Items from a data source:
* * *
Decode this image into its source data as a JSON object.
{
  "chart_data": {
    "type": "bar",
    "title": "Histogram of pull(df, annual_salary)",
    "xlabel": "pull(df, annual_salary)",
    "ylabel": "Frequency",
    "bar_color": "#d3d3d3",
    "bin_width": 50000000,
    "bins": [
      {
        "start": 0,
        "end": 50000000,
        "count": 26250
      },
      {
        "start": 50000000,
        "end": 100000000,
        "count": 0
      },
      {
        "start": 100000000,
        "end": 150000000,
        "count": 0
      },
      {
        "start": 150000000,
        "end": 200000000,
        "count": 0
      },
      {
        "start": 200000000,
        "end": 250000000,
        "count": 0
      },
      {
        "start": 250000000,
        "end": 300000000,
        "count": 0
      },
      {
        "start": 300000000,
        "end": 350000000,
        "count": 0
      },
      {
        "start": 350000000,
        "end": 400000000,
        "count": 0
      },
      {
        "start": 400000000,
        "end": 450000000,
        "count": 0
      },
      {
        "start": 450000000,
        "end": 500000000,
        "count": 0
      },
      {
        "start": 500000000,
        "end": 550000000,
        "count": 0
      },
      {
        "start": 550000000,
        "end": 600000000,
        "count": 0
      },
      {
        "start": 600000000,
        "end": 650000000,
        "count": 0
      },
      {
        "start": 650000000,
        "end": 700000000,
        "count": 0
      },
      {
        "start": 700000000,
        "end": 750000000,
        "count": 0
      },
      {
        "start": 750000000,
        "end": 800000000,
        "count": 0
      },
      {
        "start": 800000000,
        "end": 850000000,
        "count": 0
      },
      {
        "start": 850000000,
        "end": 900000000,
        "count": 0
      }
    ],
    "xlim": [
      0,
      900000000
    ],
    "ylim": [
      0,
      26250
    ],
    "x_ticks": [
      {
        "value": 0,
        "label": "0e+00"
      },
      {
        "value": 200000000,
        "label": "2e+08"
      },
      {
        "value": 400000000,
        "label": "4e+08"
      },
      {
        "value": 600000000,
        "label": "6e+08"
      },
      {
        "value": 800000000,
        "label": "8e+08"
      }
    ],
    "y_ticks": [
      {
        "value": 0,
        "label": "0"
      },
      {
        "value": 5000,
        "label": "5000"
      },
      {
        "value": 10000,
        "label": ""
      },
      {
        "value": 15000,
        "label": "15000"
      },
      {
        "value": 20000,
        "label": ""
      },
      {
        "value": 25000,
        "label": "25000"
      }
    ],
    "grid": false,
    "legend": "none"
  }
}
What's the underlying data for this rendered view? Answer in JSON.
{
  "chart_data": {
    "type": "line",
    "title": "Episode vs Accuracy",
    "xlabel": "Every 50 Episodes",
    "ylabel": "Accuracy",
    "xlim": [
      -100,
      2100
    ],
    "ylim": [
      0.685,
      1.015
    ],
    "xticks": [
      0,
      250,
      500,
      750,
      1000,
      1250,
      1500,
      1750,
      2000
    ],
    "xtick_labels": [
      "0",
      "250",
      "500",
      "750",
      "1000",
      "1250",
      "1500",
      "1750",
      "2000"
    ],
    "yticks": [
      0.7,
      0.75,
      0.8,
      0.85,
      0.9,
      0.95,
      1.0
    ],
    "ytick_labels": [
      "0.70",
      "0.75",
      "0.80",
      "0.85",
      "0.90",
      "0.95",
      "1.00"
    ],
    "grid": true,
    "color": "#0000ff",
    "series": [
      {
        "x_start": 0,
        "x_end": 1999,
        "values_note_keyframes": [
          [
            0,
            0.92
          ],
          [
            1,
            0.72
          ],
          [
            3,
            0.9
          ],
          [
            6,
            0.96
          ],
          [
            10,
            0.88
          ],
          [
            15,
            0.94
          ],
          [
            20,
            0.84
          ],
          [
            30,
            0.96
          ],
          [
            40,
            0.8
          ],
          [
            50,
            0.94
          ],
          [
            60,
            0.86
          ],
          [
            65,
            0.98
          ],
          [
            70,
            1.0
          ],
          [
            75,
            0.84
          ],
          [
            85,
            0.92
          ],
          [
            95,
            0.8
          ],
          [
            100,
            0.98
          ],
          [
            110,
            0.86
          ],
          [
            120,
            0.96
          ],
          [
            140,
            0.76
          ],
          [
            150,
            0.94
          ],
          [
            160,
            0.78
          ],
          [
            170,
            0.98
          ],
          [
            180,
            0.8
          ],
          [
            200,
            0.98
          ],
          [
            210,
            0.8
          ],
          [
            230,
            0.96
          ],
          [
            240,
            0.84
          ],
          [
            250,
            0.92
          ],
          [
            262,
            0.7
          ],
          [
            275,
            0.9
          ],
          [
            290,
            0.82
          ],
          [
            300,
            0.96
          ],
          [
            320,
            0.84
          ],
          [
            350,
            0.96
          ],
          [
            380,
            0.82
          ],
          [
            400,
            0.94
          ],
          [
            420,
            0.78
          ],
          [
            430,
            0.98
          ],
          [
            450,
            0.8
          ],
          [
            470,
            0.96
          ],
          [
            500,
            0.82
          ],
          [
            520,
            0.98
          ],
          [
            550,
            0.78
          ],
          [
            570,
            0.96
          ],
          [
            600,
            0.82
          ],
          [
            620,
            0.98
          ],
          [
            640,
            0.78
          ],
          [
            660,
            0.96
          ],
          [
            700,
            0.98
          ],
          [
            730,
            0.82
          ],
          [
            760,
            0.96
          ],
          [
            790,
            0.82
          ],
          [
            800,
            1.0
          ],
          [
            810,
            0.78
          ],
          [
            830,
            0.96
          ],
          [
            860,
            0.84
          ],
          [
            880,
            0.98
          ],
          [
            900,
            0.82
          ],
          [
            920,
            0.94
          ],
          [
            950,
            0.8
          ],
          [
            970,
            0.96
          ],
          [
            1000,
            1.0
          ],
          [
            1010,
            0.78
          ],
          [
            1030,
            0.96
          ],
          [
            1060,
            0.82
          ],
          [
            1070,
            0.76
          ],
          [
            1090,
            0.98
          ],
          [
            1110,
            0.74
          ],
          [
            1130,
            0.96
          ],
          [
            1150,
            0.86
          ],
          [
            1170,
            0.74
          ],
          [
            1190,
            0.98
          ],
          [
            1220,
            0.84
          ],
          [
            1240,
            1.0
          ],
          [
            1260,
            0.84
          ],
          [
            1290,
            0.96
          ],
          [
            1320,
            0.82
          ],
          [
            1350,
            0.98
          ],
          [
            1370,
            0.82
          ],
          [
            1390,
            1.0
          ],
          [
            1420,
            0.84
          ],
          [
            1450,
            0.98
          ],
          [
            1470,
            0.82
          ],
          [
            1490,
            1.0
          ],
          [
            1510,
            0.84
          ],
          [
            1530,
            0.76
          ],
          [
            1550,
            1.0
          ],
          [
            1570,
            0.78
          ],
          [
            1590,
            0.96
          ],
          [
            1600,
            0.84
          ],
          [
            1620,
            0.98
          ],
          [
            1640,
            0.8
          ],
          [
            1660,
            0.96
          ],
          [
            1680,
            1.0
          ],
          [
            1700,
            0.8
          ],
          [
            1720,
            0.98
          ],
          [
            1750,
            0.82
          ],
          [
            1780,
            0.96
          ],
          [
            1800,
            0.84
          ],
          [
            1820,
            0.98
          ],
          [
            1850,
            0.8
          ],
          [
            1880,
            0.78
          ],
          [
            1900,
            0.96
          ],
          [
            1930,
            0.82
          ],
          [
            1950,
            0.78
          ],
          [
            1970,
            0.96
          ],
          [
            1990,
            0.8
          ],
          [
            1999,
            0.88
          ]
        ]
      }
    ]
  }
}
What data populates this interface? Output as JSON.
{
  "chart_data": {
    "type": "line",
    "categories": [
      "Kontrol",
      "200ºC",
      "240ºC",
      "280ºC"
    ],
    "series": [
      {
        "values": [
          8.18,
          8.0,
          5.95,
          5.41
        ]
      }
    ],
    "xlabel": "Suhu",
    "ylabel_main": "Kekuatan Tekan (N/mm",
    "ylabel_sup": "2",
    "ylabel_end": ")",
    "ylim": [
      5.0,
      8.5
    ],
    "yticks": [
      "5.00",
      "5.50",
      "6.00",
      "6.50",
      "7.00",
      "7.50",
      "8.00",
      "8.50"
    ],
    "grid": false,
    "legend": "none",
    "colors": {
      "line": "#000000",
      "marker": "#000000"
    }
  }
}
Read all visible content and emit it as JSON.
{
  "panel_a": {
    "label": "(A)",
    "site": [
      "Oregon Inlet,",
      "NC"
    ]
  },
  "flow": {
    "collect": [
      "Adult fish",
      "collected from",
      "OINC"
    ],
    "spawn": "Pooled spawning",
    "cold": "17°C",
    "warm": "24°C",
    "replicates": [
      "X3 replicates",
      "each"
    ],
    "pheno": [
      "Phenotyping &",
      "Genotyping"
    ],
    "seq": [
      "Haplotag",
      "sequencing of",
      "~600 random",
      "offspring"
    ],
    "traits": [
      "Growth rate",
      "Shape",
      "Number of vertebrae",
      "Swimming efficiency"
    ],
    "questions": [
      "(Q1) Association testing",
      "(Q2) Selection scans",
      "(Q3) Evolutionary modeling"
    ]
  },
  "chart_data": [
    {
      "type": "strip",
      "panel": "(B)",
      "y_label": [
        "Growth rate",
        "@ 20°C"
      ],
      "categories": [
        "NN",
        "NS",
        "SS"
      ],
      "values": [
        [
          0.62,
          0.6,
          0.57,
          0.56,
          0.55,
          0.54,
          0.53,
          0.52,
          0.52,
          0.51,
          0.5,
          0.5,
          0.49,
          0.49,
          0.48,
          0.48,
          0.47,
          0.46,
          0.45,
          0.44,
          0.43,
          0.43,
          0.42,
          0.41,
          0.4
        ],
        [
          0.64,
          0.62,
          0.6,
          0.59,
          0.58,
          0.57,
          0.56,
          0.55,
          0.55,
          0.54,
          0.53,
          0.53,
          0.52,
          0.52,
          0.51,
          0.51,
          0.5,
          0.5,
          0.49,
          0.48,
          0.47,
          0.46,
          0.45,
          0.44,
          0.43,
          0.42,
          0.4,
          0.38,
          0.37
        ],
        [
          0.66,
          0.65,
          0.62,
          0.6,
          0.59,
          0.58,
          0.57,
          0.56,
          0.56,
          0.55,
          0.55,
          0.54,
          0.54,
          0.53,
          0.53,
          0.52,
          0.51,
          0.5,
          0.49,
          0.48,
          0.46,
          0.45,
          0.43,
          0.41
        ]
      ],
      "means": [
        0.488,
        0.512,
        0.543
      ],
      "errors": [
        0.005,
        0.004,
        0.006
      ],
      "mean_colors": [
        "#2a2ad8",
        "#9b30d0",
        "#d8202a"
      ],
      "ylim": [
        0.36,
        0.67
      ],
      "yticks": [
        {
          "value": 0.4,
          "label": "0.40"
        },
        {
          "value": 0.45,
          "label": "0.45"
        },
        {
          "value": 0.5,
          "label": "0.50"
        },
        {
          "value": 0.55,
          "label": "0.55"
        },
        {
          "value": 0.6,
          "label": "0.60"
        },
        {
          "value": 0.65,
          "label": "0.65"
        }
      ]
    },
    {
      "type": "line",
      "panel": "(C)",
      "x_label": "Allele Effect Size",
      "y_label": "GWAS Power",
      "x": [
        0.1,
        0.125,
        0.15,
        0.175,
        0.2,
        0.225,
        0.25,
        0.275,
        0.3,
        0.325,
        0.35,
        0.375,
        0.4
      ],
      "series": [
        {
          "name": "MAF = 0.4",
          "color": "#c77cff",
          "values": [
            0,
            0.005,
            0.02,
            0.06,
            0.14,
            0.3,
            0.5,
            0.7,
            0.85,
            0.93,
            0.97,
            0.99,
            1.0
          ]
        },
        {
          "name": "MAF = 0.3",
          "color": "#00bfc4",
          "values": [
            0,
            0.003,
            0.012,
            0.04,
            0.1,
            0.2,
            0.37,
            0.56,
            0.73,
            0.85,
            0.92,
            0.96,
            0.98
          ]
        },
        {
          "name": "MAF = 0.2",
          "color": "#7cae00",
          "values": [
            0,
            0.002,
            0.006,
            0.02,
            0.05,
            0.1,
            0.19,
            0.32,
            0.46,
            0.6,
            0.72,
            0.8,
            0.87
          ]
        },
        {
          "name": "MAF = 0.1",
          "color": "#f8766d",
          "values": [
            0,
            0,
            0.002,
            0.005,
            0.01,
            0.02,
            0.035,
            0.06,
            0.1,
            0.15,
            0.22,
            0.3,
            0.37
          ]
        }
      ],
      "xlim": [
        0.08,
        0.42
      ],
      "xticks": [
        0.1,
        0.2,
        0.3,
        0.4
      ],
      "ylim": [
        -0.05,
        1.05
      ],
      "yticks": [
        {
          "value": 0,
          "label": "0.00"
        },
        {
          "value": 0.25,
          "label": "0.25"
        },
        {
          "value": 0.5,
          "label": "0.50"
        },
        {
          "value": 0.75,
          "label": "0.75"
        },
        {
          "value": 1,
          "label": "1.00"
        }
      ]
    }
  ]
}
* * *
EXERCISE - Gather up, from the records above, each line where the word "What" appears.

REPLY -
What's the underlying data for this rendered view? Answer in JSON.
What data populates this interface? Output as JSON.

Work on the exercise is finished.